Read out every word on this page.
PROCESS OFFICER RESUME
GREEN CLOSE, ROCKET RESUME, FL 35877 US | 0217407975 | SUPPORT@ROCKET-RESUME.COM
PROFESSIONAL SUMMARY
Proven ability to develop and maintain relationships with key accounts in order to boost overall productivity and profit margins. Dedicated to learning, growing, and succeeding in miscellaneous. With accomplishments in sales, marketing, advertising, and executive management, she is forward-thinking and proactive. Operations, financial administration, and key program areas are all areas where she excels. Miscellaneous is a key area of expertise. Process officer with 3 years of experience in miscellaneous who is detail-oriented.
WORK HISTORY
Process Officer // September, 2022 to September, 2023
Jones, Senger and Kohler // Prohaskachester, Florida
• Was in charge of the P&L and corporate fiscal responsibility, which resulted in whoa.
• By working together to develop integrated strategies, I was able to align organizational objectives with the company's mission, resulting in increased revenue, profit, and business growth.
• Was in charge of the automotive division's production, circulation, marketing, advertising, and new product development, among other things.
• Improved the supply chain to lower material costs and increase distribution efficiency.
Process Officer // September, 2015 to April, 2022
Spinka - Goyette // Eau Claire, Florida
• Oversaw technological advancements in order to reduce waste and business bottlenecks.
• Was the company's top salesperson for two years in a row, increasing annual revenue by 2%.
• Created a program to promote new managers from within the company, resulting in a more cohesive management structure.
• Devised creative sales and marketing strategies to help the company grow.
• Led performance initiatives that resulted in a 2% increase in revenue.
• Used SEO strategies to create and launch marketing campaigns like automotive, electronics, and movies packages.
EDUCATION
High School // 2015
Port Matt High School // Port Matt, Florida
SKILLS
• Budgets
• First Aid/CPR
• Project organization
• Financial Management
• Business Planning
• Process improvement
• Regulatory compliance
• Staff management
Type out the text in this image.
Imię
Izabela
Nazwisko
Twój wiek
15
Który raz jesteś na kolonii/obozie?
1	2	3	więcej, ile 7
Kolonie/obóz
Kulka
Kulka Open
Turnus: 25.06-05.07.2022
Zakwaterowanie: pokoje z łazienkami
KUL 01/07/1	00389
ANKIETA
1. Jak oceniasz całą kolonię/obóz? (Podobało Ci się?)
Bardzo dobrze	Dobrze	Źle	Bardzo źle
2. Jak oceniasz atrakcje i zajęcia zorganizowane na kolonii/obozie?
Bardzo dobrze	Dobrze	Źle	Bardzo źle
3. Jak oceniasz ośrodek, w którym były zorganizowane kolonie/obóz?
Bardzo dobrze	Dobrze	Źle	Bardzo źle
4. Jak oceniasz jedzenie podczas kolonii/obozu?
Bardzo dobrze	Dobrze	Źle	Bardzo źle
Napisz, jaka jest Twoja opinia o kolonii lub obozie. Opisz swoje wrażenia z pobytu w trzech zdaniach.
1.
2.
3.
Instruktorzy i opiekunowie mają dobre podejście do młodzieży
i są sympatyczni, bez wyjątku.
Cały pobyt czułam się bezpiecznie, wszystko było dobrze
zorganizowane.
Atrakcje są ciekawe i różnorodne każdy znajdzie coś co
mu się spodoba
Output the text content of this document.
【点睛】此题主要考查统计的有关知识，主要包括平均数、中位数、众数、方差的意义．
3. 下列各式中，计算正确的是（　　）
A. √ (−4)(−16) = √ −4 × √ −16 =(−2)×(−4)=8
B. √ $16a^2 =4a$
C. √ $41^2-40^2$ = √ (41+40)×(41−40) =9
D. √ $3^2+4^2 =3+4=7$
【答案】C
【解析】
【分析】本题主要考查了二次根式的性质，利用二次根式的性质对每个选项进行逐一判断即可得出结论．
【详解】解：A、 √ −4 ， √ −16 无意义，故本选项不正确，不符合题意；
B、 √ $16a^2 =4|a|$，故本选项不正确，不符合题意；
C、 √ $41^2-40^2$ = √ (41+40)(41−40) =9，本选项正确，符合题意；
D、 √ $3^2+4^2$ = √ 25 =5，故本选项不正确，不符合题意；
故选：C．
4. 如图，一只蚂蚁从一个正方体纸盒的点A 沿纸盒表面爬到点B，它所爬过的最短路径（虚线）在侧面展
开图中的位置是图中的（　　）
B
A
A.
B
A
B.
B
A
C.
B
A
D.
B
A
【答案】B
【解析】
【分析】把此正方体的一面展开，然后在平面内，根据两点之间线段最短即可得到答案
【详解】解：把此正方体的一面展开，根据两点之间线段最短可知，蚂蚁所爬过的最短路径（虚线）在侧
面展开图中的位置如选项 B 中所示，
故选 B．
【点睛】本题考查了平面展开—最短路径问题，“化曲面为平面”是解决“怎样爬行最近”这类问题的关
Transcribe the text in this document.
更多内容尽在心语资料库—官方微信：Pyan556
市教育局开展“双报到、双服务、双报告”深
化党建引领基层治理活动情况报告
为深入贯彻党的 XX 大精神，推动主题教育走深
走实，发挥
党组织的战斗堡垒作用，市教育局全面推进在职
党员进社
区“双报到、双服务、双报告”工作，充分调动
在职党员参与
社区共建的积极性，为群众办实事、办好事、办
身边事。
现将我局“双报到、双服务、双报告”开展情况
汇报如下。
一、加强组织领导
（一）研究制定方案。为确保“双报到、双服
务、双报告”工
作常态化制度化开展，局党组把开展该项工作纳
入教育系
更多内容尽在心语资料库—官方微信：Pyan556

§

Write out the full set of records exactly as given.

**Solution for this exercise**
Read out every word on this page.
PROCESS OFFICER RESUME
GREEN CLOSE, ROCKET RESUME, FL 35877 US | 0217407975 | SUPPORT@ROCKET-RESUME.COM
PROFESSIONAL SUMMARY
Proven ability to develop and maintain relationships with key accounts in order to boost overall productivity and profit margins. Dedicated to learning, growing, and succeeding in miscellaneous. With accomplishments in sales, marketing, advertising, and executive management, she is forward-thinking and proactive. Operations, financial administration, and key program areas are all areas where she excels. Miscellaneous is a key area of expertise. Process officer with 3 years of experience in miscellaneous who is detail-oriented.
WORK HISTORY
Process Officer // September, 2022 to September, 2023
Jones, Senger and Kohler // Prohaskachester, Florida
• Was in charge of the P&L and corporate fiscal responsibility, which resulted in whoa.
• By working together to develop integrated strategies, I was able to align organizational objectives with the company's mission, resulting in increased revenue, profit, and business growth.
• Was in charge of the automotive division's production, circulation, marketing, advertising, and new product development, among other things.
• Improved the supply chain to lower material costs and increase distribution efficiency.
Process Officer // September, 2015 to April, 2022
Spinka - Goyette // Eau Claire, Florida
• Oversaw technological advancements in order to reduce waste and business bottlenecks.
• Was the company's top salesperson for two years in a row, increasing annual revenue by 2%.
• Created a program to promote new managers from within the company, resulting in a more cohesive management structure.
• Devised creative sales and marketing strategies to help the company grow.
• Led performance initiatives that resulted in a 2% increase in revenue.
• Used SEO strategies to create and launch marketing campaigns like automotive, electronics, and movies packages.
EDUCATION
High School // 2015
Port Matt High School // Port Matt, Florida
SKILLS
• Budgets
• First Aid/CPR
• Project organization
• Financial Management
• Business Planning
• Process improvement
• Regulatory compliance
• Staff management
Type out the text in this image.
Imię
Izabela
Nazwisko
Twój wiek
15
Który raz jesteś na kolonii/obozie?
1	2	3	więcej, ile 7
Kolonie/obóz
Kulka
Kulka Open
Turnus: 25.06-05.07.2022
Zakwaterowanie: pokoje z łazienkami
KUL 01/07/1	00389
ANKIETA
1. Jak oceniasz całą kolonię/obóz? (Podobało Ci się?)
Bardzo dobrze	Dobrze	Źle	Bardzo źle
2. Jak oceniasz atrakcje i zajęcia zorganizowane na kolonii/obozie?
Bardzo dobrze	Dobrze	Źle	Bardzo źle
3. Jak oceniasz ośrodek, w którym były zorganizowane kolonie/obóz?
Bardzo dobrze	Dobrze	Źle	Bardzo źle
4. Jak oceniasz jedzenie podczas kolonii/obozu?
Bardzo dobrze	Dobrze	Źle	Bardzo źle
Napisz, jaka jest Twoja opinia o kolonii lub obozie. Opisz swoje wrażenia z pobytu w trzech zdaniach.
1.
2.
3.
Instruktorzy i opiekunowie mają dobre podejście do młodzieży
i są sympatyczni, bez wyjątku.
Cały pobyt czułam się bezpiecznie, wszystko było dobrze
zorganizowane.
Atrakcje są ciekawe i różnorodne każdy znajdzie coś co
mu się spodoba
Output the text content of this document.
【点睛】此题主要考查统计的有关知识，主要包括平均数、中位数、众数、方差的意义．
3. 下列各式中，计算正确的是（　　）
A. √ (−4)(−16) = √ −4 × √ −16 =(−2)×(−4)=8
B. √ $16a^2 =4a$
C. √ $41^2-40^2$ = √ (41+40)×(41−40) =9
D. √ $3^2+4^2 =3+4=7$
【答案】C
【解析】
【分析】本题主要考查了二次根式的性质，利用二次根式的性质对每个选项进行逐一判断即可得出结论．
【详解】解：A、 √ −4 ， √ −16 无意义，故本选项不正确，不符合题意；
B、 √ $16a^2 =4|a|$，故本选项不正确，不符合题意；
C、 √ $41^2-40^2$ = √ (41+40)(41−40) =9，本选项正确，符合题意；
D、 √ $3^2+4^2$ = √ 25 =5，故本选项不正确，不符合题意；
故选：C．
4. 如图，一只蚂蚁从一个正方体纸盒的点A 沿纸盒表面爬到点B，它所爬过的最短路径（虚线）在侧面展
开图中的位置是图中的（　　）
B
A
A.
B
A
B.
B
A
C.
B
A
D.
B
A
【答案】B
【解析】
【分析】把此正方体的一面展开，然后在平面内，根据两点之间线段最短即可得到答案
【详解】解：把此正方体的一面展开，根据两点之间线段最短可知，蚂蚁所爬过的最短路径（虚线）在侧
面展开图中的位置如选项 B 中所示，
故选 B．
【点睛】本题考查了平面展开—最短路径问题，“化曲面为平面”是解决“怎样爬行最近”这类问题的关
Transcribe the text in this document.
更多内容尽在心语资料库—官方微信：Pyan556
市教育局开展“双报到、双服务、双报告”深
化党建引领基层治理活动情况报告
为深入贯彻党的 XX 大精神，推动主题教育走深
走实，发挥
党组织的战斗堡垒作用，市教育局全面推进在职
党员进社
区“双报到、双服务、双报告”工作，充分调动
在职党员参与
社区共建的积极性，为群众办实事、办好事、办
身边事。
现将我局“双报到、双服务、双报告”开展情况
汇报如下。
一、加强组织领导
（一）研究制定方案。为确保“双报到、双服
务、双报告”工
作常态化制度化开展，局党组把开展该项工作纳
入教育系
更多内容尽在心语资料库—官方微信：Pyan556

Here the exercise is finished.